Set task —
Write the data out again, character for character, with no images.

Input records —
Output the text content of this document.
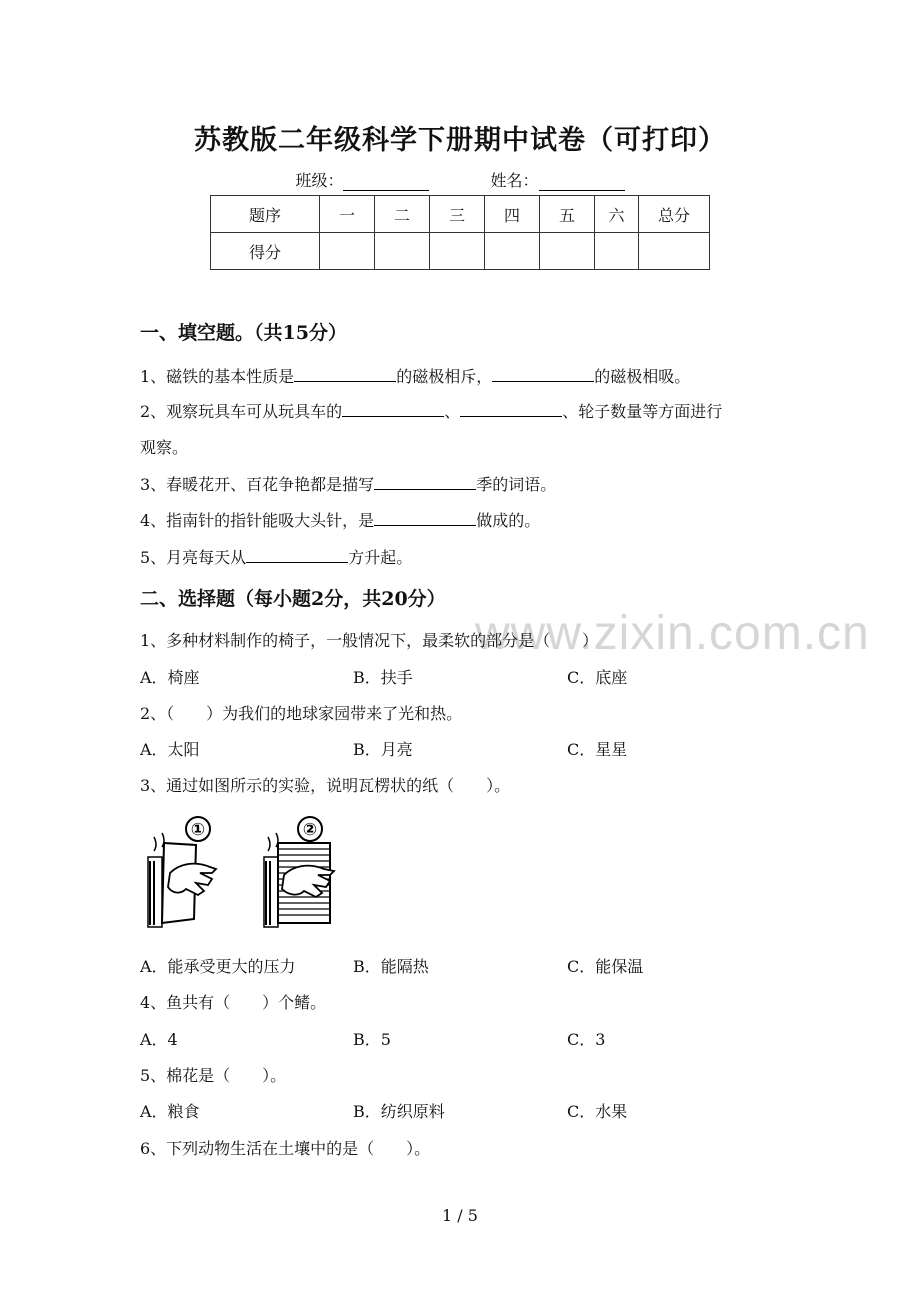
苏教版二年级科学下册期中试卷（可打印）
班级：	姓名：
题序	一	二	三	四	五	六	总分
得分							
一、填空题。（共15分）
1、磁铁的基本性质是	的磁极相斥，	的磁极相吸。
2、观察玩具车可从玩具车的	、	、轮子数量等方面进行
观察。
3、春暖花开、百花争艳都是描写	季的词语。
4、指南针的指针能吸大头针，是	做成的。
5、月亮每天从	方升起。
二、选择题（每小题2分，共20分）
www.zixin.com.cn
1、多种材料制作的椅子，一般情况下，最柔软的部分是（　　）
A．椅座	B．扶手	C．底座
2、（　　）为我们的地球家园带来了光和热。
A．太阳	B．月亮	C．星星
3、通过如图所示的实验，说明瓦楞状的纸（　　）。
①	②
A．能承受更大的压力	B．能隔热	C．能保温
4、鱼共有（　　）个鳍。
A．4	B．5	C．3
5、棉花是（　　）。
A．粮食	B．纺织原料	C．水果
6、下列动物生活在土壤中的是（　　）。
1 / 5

Solved exercise —
Output the text content of this document.
苏教版二年级科学下册期中试卷（可打印）
班级：	姓名：
题序	一	二	三	四	五	六	总分
得分							
一、填空题。（共15分）
1、磁铁的基本性质是	的磁极相斥，	的磁极相吸。
2、观察玩具车可从玩具车的	、	、轮子数量等方面进行
观察。
3、春暖花开、百花争艳都是描写	季的词语。
4、指南针的指针能吸大头针，是	做成的。
5、月亮每天从	方升起。
二、选择题（每小题2分，共20分）
www.zixin.com.cn
1、多种材料制作的椅子，一般情况下，最柔软的部分是（　　）
A．椅座	B．扶手	C．底座
2、（　　）为我们的地球家园带来了光和热。
A．太阳	B．月亮	C．星星
3、通过如图所示的实验，说明瓦楞状的纸（　　）。
①	②
A．能承受更大的压力	B．能隔热	C．能保温
4、鱼共有（　　）个鳍。
A．4	B．5	C．3
5、棉花是（　　）。
A．粮食	B．纺织原料	C．水果
6、下列动物生活在土壤中的是（　　）。
1 / 5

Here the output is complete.